## WORK INSTRUCTIONS
Gather up every line that includes the string "text".

[Collected data entries]
================================
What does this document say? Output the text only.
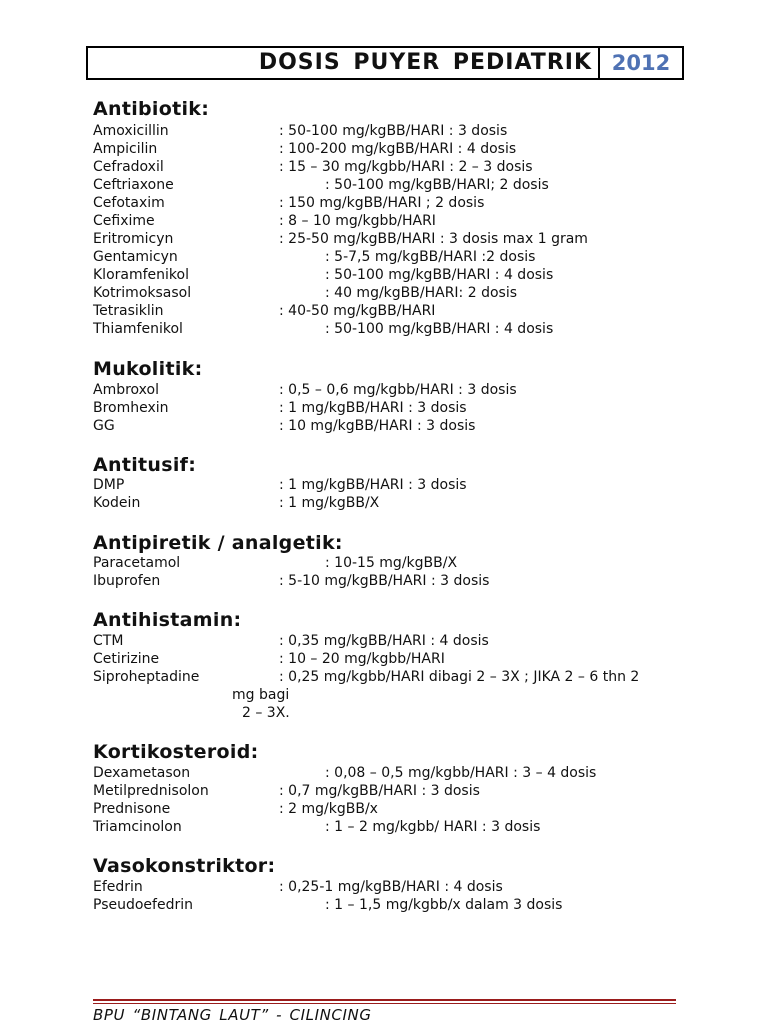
DOSIS PUYER PEDIATRIK 2012
Antibiotik:
Amoxicillin	: 50-100 mg/kgBB/HARI : 3 dosis
Ampicilin	: 100-200 mg/kgBB/HARI : 4 dosis
Cefradoxil	: 15 – 30 mg/kgbb/HARI : 2 – 3 dosis
Ceftriaxone	: 50-100 mg/kgBB/HARI; 2 dosis
Cefotaxim	: 150 mg/kgBB/HARI ; 2 dosis
Cefixime	: 8 – 10 mg/kgbb/HARI
Eritromicyn	: 25-50 mg/kgBB/HARI : 3 dosis max 1 gram
Gentamicyn	: 5-7,5 mg/kgBB/HARI :2 dosis
Kloramfenikol	: 50-100 mg/kgBB/HARI : 4 dosis
Kotrimoksasol	: 40 mg/kgBB/HARI: 2 dosis
Tetrasiklin	: 40-50 mg/kgBB/HARI
Thiamfenikol	: 50-100 mg/kgBB/HARI : 4 dosis
Mukolitik:
Ambroxol	: 0,5 – 0,6 mg/kgbb/HARI : 3 dosis
Bromhexin	: 1 mg/kgBB/HARI : 3 dosis
GG	: 10 mg/kgBB/HARI : 3 dosis
Antitusif:
DMP	: 1 mg/kgBB/HARI : 3 dosis
Kodein	: 1 mg/kgBB/X
Antipiretik / analgetik:
Paracetamol	: 10-15 mg/kgBB/X
Ibuprofen	: 5-10 mg/kgBB/HARI : 3 dosis
Antihistamin:
CTM	: 0,35 mg/kgBB/HARI : 4 dosis
Cetirizine	: 10 – 20 mg/kgbb/HARI
Siproheptadine	: 0,25 mg/kgbb/HARI dibagi 2 – 3X ; JIKA 2 – 6 thn 2
mg bagi
2 – 3X.
Kortikosteroid:
Dexametason	: 0,08 – 0,5 mg/kgbb/HARI : 3 – 4 dosis
Metilprednisolon	: 0,7 mg/kgBB/HARI : 3 dosis
Prednisone	: 2 mg/kgBB/x
Triamcinolon	: 1 – 2 mg/kgbb/ HARI : 3 dosis
Vasokonstriktor:
Efedrin	: 0,25-1 mg/kgBB/HARI : 4 dosis
Pseudoefedrin	: 1 – 1,5 mg/kgbb/x dalam 3 dosis
BPU “BINTANG LAUT” - CILINCING
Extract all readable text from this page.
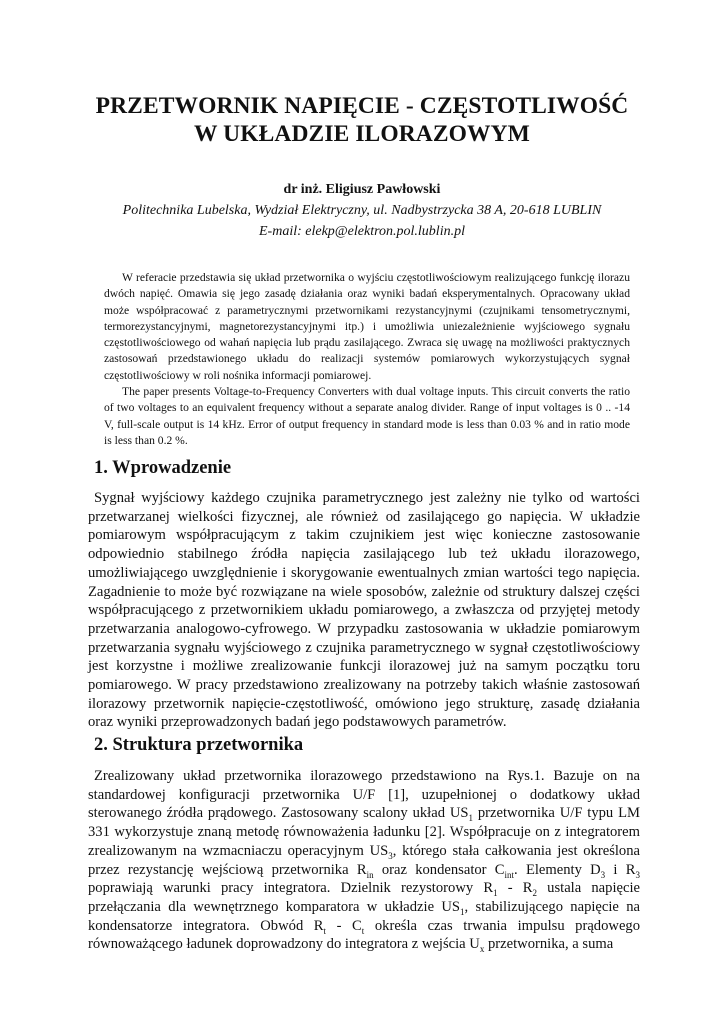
PRZETWORNIK NAPIĘCIE - CZĘSTOTLIWOŚĆ
W UKŁADZIE ILORAZOWYM
dr inż. Eligiusz Pawłowski
Politechnika Lubelska, Wydział Elektryczny, ul. Nadbystrzycka 38 A, 20-618 LUBLIN
E-mail: elekp@elektron.pol.lublin.pl

W referacie przedstawia się układ przetwornika o wyjściu częstotliwościowym realizującego funkcję ilorazu dwóch napięć. Omawia się jego zasadę działania oraz wyniki badań eksperymentalnych. Opracowany układ może współpracować z parametrycznymi przetwornikami rezystancyjnymi (czujnikami tensometrycznymi, termorezystancyjnymi, magnetorezystancyjnymi itp.) i umożliwia uniezależnienie wyjściowego sygnału częstotliwościowego od wahań napięcia lub prądu zasilającego. Zwraca się uwagę na możliwości praktycznych zastosowań przedstawionego układu do realizacji systemów pomiarowych wykorzystujących sygnał częstotliwościowy w roli nośnika informacji pomiarowej.

The paper presents Voltage-to-Frequency Converters with dual voltage inputs. This circuit converts the ratio of two voltages to an equivalent frequency without a separate analog divider. Range of input voltages is 0 .. -14 V, full-scale output is 14 kHz. Error of output frequency in standard mode is less than 0.03 % and in ratio mode is less than 0.2 %.

1. Wprowadzenie

Sygnał wyjściowy każdego czujnika parametrycznego jest zależny nie tylko od wartości przetwarzanej wielkości fizycznej, ale również od zasilającego go napięcia. W układzie pomiarowym współpracującym z takim czujnikiem jest więc konieczne zastosowanie odpowiednio stabilnego źródła napięcia zasilającego lub też układu ilorazowego, umożliwiającego uwzględnienie i skorygowanie ewentualnych zmian wartości tego napięcia. Zagadnienie to może być rozwiązane na wiele sposobów, zależnie od struktury dalszej części współpracującego z przetwornikiem układu pomiarowego, a zwłaszcza od przyjętej metody przetwarzania analogowo-cyfrowego. W przypadku zastosowania w układzie pomiarowym przetwarzania sygnału wyjściowego z czujnika parametrycznego w sygnał częstotliwościowy jest korzystne i możliwe zrealizowanie funkcji ilorazowej już na samym początku toru pomiarowego. W pracy przedstawiono zrealizowany na potrzeby takich właśnie zastosowań ilorazowy przetwornik napięcie-częstotliwość, omówiono jego strukturę, zasadę działania oraz wyniki przeprowadzonych badań jego podstawowych parametrów.

2. Struktura przetwornika

Zrealizowany układ przetwornika ilorazowego przedstawiono na Rys.1. Bazuje on na standardowej konfiguracji przetwornika U/F [1], uzupełnionej o dodatkowy układ sterowanego źródła prądowego. Zastosowany scalony układ $US_1$ przetwornika U/F typu LM 331 wykorzystuje znaną metodę równoważenia ładunku [2]. Współpracuje on z integratorem zrealizowanym na wzmacniaczu operacyjnym $US_3$, którego stała całkowania jest określona przez rezystancję wejściową przetwornika $R_{in}$ oraz kondensator $C_{int}$. Elementy $D_3$ i $R_3$ poprawiają warunki pracy integratora. Dzielnik rezystorowy $R_1 - R_2$ ustala napięcie przełączania dla wewnętrznego komparatora w układzie $US_1$, stabilizującego napięcie na kondensatorze integratora. Obwód $R_t - C_t$ określa czas trwania impulsu prądowego równoważącego ładunek doprowadzony do integratora z wejścia $U_x$ przetwornika, a suma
================================
## FULL RESPONSE
What does this document say? Output the text only.
Extract all readable text from this page.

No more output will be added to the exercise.